**CHALLENGE:** Will you transcribe all the entries word for word, skipping the pictures they hold?

==============================

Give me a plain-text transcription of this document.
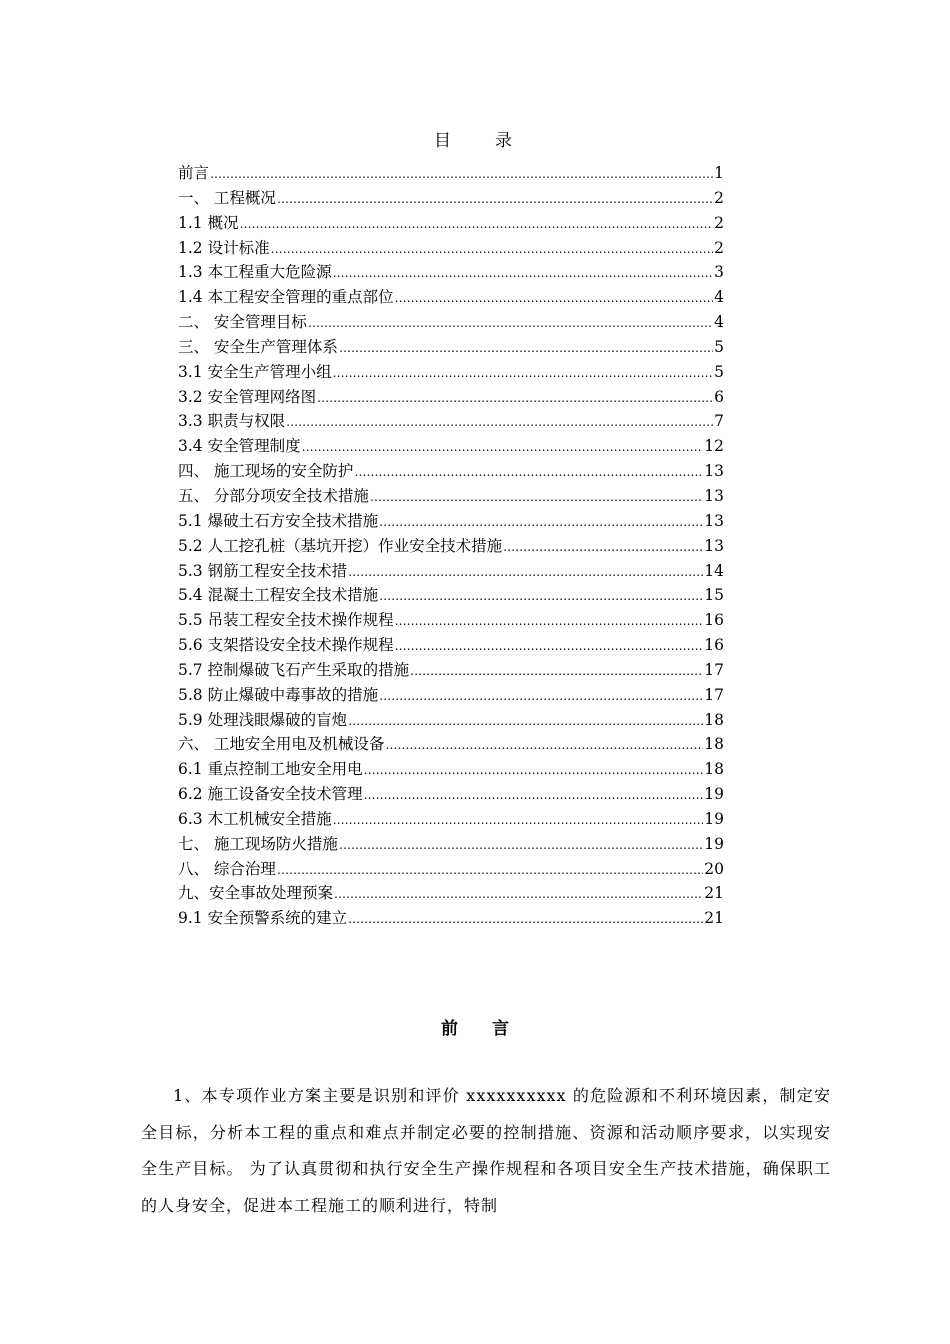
目 录
前言 ………………………………………………………………………………………………………………………………………………………………	1
一、 工程概况 ………………………………………………………………………………………………………………………………………………………………	2
1.1 概况 ………………………………………………………………………………………………………………………………………………………………	2
1.2 设计标准 ………………………………………………………………………………………………………………………………………………………………	2
1.3 本工程重大危险源 ………………………………………………………………………………………………………………………………………………………………	3
1.4 本工程安全管理的重点部位 ………………………………………………………………………………………………………………………………………………………………	4
二、 安全管理目标 ………………………………………………………………………………………………………………………………………………………………	4
三、 安全生产管理体系 ………………………………………………………………………………………………………………………………………………………………	5
3.1 安全生产管理小组 ………………………………………………………………………………………………………………………………………………………………	5
3.2 安全管理网络图 ………………………………………………………………………………………………………………………………………………………………	6
3.3 职责与权限 ………………………………………………………………………………………………………………………………………………………………	7
3.4 安全管理制度 ………………………………………………………………………………………………………………………………………………………………	12
四、 施工现场的安全防护 ………………………………………………………………………………………………………………………………………………………………	13
五、 分部分项安全技术措施 ………………………………………………………………………………………………………………………………………………………………	13
5.1 爆破土石方安全技术措施 ………………………………………………………………………………………………………………………………………………………………	13
5.2 人工挖孔桩（基坑开挖）作业安全技术措施 ………………………………………………………………………………………………………………………………………………………………	13
5.3 钢筋工程安全技术措 ………………………………………………………………………………………………………………………………………………………………	14
5.4 混凝土工程安全技术措施 ………………………………………………………………………………………………………………………………………………………………	15
5.5 吊装工程安全技术操作规程 ………………………………………………………………………………………………………………………………………………………………	16
5.6 支架搭设安全技术操作规程 ………………………………………………………………………………………………………………………………………………………………	16
5.7 控制爆破飞石产生采取的措施 ………………………………………………………………………………………………………………………………………………………………	17
5.8 防止爆破中毒事故的措施 ………………………………………………………………………………………………………………………………………………………………	17
5.9 处理浅眼爆破的盲炮 ………………………………………………………………………………………………………………………………………………………………	18
六、 工地安全用电及机械设备 ………………………………………………………………………………………………………………………………………………………………	18
6.1 重点控制工地安全用电 ………………………………………………………………………………………………………………………………………………………………	18
6.2 施工设备安全技术管理 ………………………………………………………………………………………………………………………………………………………………	19
6.3 木工机械安全措施 ………………………………………………………………………………………………………………………………………………………………	19
七、 施工现场防火措施 ………………………………………………………………………………………………………………………………………………………………	19
八、 综合治理 ………………………………………………………………………………………………………………………………………………………………	20
九、安全事故处理预案 ………………………………………………………………………………………………………………………………………………………………	21
9.1 安全预警系统的建立 ………………………………………………………………………………………………………………………………………………………………	21
前 言

1、本专项作业方案主要是识别和评价 xxxxxxxxxx 的危险源和不利环境因素，制定安全目标，分析本工程的重点和难点并制定必要的控制措施、资源和活动顺序要求，以实现安全生产目标。 为了认真贯彻和执行安全生产操作规程和各项目安全生产技术措施，确保职工的人身安全，促进本工程施工的顺利进行，特制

==============================

**WRITTEN SOLUTION:**
Give me a plain-text transcription of this document.
目 录
前言 ………………………………………………………………………………………………………………………………………………………………	1
一、 工程概况 ………………………………………………………………………………………………………………………………………………………………	2
1.1 概况 ………………………………………………………………………………………………………………………………………………………………	2
1.2 设计标准 ………………………………………………………………………………………………………………………………………………………………	2
1.3 本工程重大危险源 ………………………………………………………………………………………………………………………………………………………………	3
1.4 本工程安全管理的重点部位 ………………………………………………………………………………………………………………………………………………………………	4
二、 安全管理目标 ………………………………………………………………………………………………………………………………………………………………	4
三、 安全生产管理体系 ………………………………………………………………………………………………………………………………………………………………	5
3.1 安全生产管理小组 ………………………………………………………………………………………………………………………………………………………………	5
3.2 安全管理网络图 ………………………………………………………………………………………………………………………………………………………………	6
3.3 职责与权限 ………………………………………………………………………………………………………………………………………………………………	7
3.4 安全管理制度 ………………………………………………………………………………………………………………………………………………………………	12
四、 施工现场的安全防护 ………………………………………………………………………………………………………………………………………………………………	13
五、 分部分项安全技术措施 ………………………………………………………………………………………………………………………………………………………………	13
5.1 爆破土石方安全技术措施 ………………………………………………………………………………………………………………………………………………………………	13
5.2 人工挖孔桩（基坑开挖）作业安全技术措施 ………………………………………………………………………………………………………………………………………………………………	13
5.3 钢筋工程安全技术措 ………………………………………………………………………………………………………………………………………………………………	14
5.4 混凝土工程安全技术措施 ………………………………………………………………………………………………………………………………………………………………	15
5.5 吊装工程安全技术操作规程 ………………………………………………………………………………………………………………………………………………………………	16
5.6 支架搭设安全技术操作规程 ………………………………………………………………………………………………………………………………………………………………	16
5.7 控制爆破飞石产生采取的措施 ………………………………………………………………………………………………………………………………………………………………	17
5.8 防止爆破中毒事故的措施 ………………………………………………………………………………………………………………………………………………………………	17
5.9 处理浅眼爆破的盲炮 ………………………………………………………………………………………………………………………………………………………………	18
六、 工地安全用电及机械设备 ………………………………………………………………………………………………………………………………………………………………	18
6.1 重点控制工地安全用电 ………………………………………………………………………………………………………………………………………………………………	18
6.2 施工设备安全技术管理 ………………………………………………………………………………………………………………………………………………………………	19
6.3 木工机械安全措施 ………………………………………………………………………………………………………………………………………………………………	19
七、 施工现场防火措施 ………………………………………………………………………………………………………………………………………………………………	19
八、 综合治理 ………………………………………………………………………………………………………………………………………………………………	20
九、安全事故处理预案 ………………………………………………………………………………………………………………………………………………………………	21
9.1 安全预警系统的建立 ………………………………………………………………………………………………………………………………………………………………	21
前 言

1、本专项作业方案主要是识别和评价 xxxxxxxxxx 的危险源和不利环境因素，制定安全目标，分析本工程的重点和难点并制定必要的控制措施、资源和活动顺序要求，以实现安全生产目标。 为了认真贯彻和执行安全生产操作规程和各项目安全生产技术措施，确保职工的人身安全，促进本工程施工的顺利进行，特制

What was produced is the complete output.